[Saved data entries]
════════════════

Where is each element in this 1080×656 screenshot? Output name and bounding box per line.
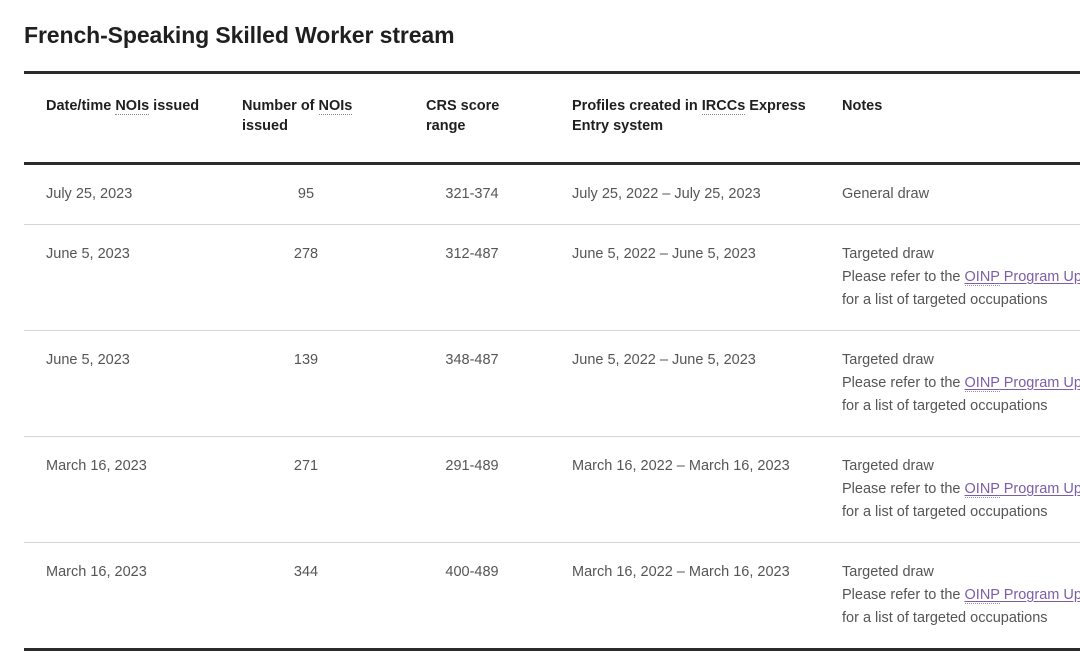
table-row: June 5, 2023 278 312-487 June 5, 2022 – Jun…	[24, 225, 1080, 331]
link-text: Program Update page	[1003, 587, 1080, 603]
cell-profiles-created: July 25, 2022 – July 25, 2023	[572, 186, 761, 202]
note-text: for a list of targeted occupations	[842, 292, 1048, 308]
column-header-notes: Notes	[820, 73, 1080, 164]
note-draw-type: Targeted draw	[842, 246, 934, 262]
table-row: March 16, 2023 344 400-489 March 16, 2022 –…	[24, 543, 1080, 650]
cell-date-time-nois-issued: March 16, 2023	[46, 458, 147, 474]
abbreviation-oinp[interactable]: OINP	[964, 587, 1000, 604]
note-text: for a list of targeted occupations	[842, 504, 1048, 520]
cell-profiles-created: March 16, 2022 – March 16, 2023	[572, 458, 790, 474]
cell-notes: General draw	[820, 164, 1080, 225]
cell-crs-score-range: 400-489	[445, 564, 499, 580]
link-text: Program Update page	[1003, 375, 1080, 391]
cell-date-time-nois-issued: July 25, 2023	[46, 186, 133, 202]
table-row: July 25, 2023 95 321-374 July 25, 2022 – Ju…	[24, 164, 1080, 225]
cell-notes: Targeted draw Please refer to the OINP Pr…	[820, 225, 1080, 331]
page-title: French-Speaking Skilled Worker stream	[24, 22, 455, 48]
cell-notes: Targeted draw Please refer to the OINP Pr…	[820, 437, 1080, 543]
column-header-date-time-nois-issued: Date/time NOIs issued	[24, 73, 218, 164]
table-body: July 25, 2023 95 321-374 July 25, 2022 – Ju…	[24, 164, 1080, 650]
column-header-crs-score-range: CRS score range	[404, 73, 550, 164]
cell-number-of-nois-issued: 278	[293, 246, 319, 262]
cell-number-of-nois-issued: 139	[293, 352, 319, 368]
cell-date-time-nois-issued: June 5, 2023	[46, 246, 130, 262]
note-draw-type: Targeted draw	[842, 458, 934, 474]
column-header-profiles-created: Profiles created in IRCCs Express Entry …	[550, 73, 820, 164]
oinp-program-update-page-link[interactable]: OINP Program Update page	[964, 481, 1080, 498]
abbreviation-irccs[interactable]: IRCCs	[701, 98, 746, 115]
note-detail: Please refer to the OINP Program Update …	[842, 266, 1080, 312]
oinp-program-update-page-link[interactable]: OINP Program Update page	[964, 375, 1080, 392]
note-detail: Please refer to the OINP Program Update …	[842, 372, 1080, 418]
cell-number-of-nois-issued: 271	[293, 458, 319, 474]
cell-crs-score-range: 348-487	[445, 352, 499, 368]
cell-crs-score-range: 312-487	[445, 246, 499, 262]
oinp-program-update-page-link[interactable]: OINP Program Update page	[964, 269, 1080, 286]
header-text: CRS score range	[426, 98, 500, 134]
note-text: Please refer to the	[842, 481, 965, 497]
note-detail: Please refer to the OINP Program Update …	[842, 584, 1080, 630]
link-text: Program Update page	[1003, 269, 1080, 285]
note-text: Please refer to the	[842, 269, 965, 285]
column-header-number-of-nois-issued: Number of NOIs issued	[218, 73, 404, 164]
oinp-program-update-page-link[interactable]: OINP Program Update page	[964, 587, 1080, 604]
abbreviation-oinp[interactable]: OINP	[964, 269, 1000, 286]
link-text: Program Update page	[1003, 481, 1080, 497]
cell-date-time-nois-issued: June 5, 2023	[46, 352, 130, 368]
abbreviation-oinp[interactable]: OINP	[964, 375, 1000, 392]
header-text: Notes	[842, 98, 883, 114]
table-header-row: Date/time NOIs issued Number of NOIs iss…	[24, 73, 1080, 164]
cell-profiles-created: June 5, 2022 – June 5, 2023	[572, 246, 756, 262]
cell-notes: Targeted draw Please refer to the OINP Pr…	[820, 543, 1080, 650]
note-detail: Please refer to the OINP Program Update …	[842, 478, 1080, 524]
header-text: issued	[149, 98, 200, 114]
cell-number-of-nois-issued: 344	[293, 564, 319, 580]
cell-date-time-nois-issued: March 16, 2023	[46, 564, 147, 580]
noi-draws-table: Date/time NOIs issued Number of NOIs iss…	[24, 71, 1080, 651]
cell-crs-score-range: 321-374	[445, 186, 499, 202]
table-header: Date/time NOIs issued Number of NOIs iss…	[24, 73, 1080, 164]
page-container: French-Speaking Skilled Worker stream Da…	[0, 0, 1080, 656]
abbreviation-nois[interactable]: NOIs	[115, 98, 150, 115]
table-row: March 16, 2023 271 291-489 March 16, 2022 –…	[24, 437, 1080, 543]
table-row: June 5, 2023 139 348-487 June 5, 2022 – Jun…	[24, 331, 1080, 437]
header-text: issued	[242, 118, 288, 134]
note-text: for a list of targeted occupations	[842, 398, 1048, 414]
note-text: Please refer to the	[842, 587, 965, 603]
abbreviation-nois[interactable]: NOIs	[318, 98, 353, 115]
abbreviation-oinp[interactable]: OINP	[964, 481, 1000, 498]
cell-number-of-nois-issued: 95	[297, 186, 315, 202]
header-text: Date/time	[46, 98, 116, 114]
cell-notes: Targeted draw Please refer to the OINP Pr…	[820, 331, 1080, 437]
cell-profiles-created: March 16, 2022 – March 16, 2023	[572, 564, 790, 580]
header-text: Profiles created in	[572, 98, 702, 114]
note-draw-type: General draw	[842, 186, 930, 202]
note-text: Please refer to the	[842, 375, 965, 391]
note-draw-type: Targeted draw	[842, 564, 934, 580]
cell-profiles-created: June 5, 2022 – June 5, 2023	[572, 352, 756, 368]
cell-crs-score-range: 291-489	[445, 458, 499, 474]
header-text: Number of	[242, 98, 319, 114]
note-draw-type: Targeted draw	[842, 352, 934, 368]
note-text: for a list of targeted occupations	[842, 610, 1048, 626]
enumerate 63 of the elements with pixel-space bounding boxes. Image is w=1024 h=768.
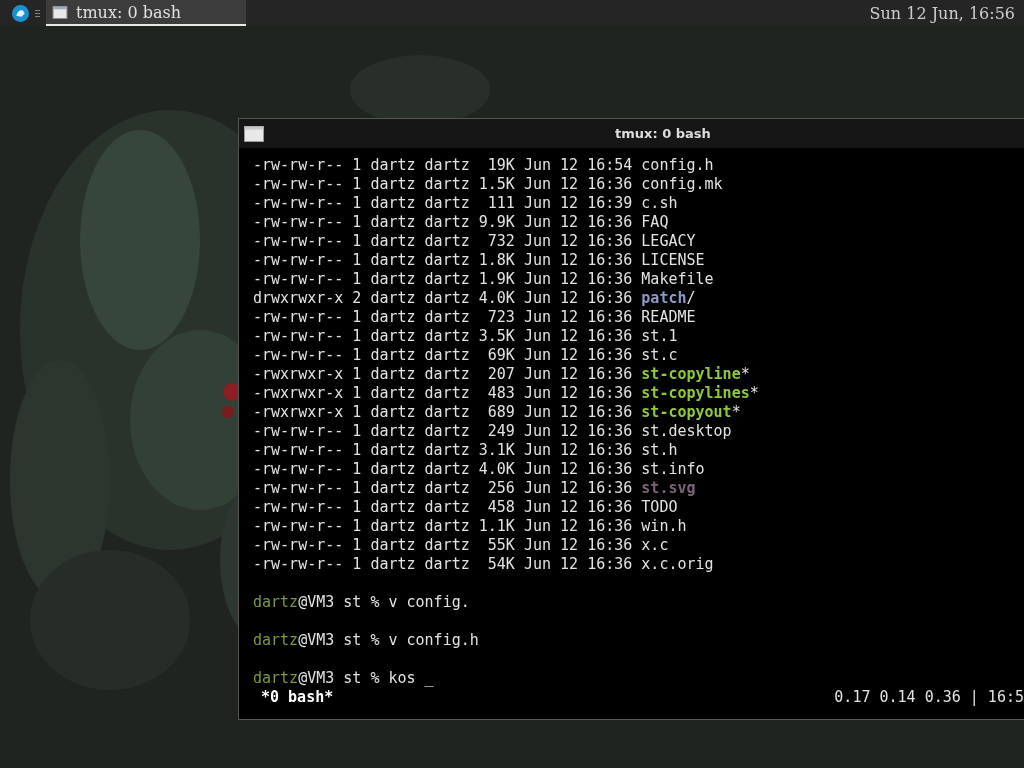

════════════════

Swap "General draw" for "Open draw" in the data between the lines holding "table-row: June 5, 2023 278" and "186, 133, 202]", inclusive, and return only those lines with nothing else changed.

◆ THE RESPONSE
table-row: June 5, 2023 278 312-487 June 5, 2022 – Jun…	[24, 225, 1080, 331]
link-text: Program Update page	[1003, 587, 1080, 603]
cell-profiles-created: July 25, 2022 – July 25, 2023	[572, 186, 761, 202]
note-text: for a list of targeted occupations	[842, 292, 1048, 308]
column-header-notes: Notes	[820, 73, 1080, 164]
note-draw-type: Targeted draw	[842, 246, 934, 262]
table-row: March 16, 2023 344 400-489 March 16, 2022 –…	[24, 543, 1080, 650]
cell-date-time-nois-issued: March 16, 2023	[46, 458, 147, 474]
abbreviation-oinp[interactable]: OINP	[964, 587, 1000, 604]
note-text: for a list of targeted occupations	[842, 504, 1048, 520]
cell-profiles-created: March 16, 2022 – March 16, 2023	[572, 458, 790, 474]
cell-notes: Open draw	[820, 164, 1080, 225]
cell-crs-score-range: 400-489	[445, 564, 499, 580]
link-text: Program Update page	[1003, 375, 1080, 391]
cell-date-time-nois-issued: July 25, 2023	[46, 186, 133, 202]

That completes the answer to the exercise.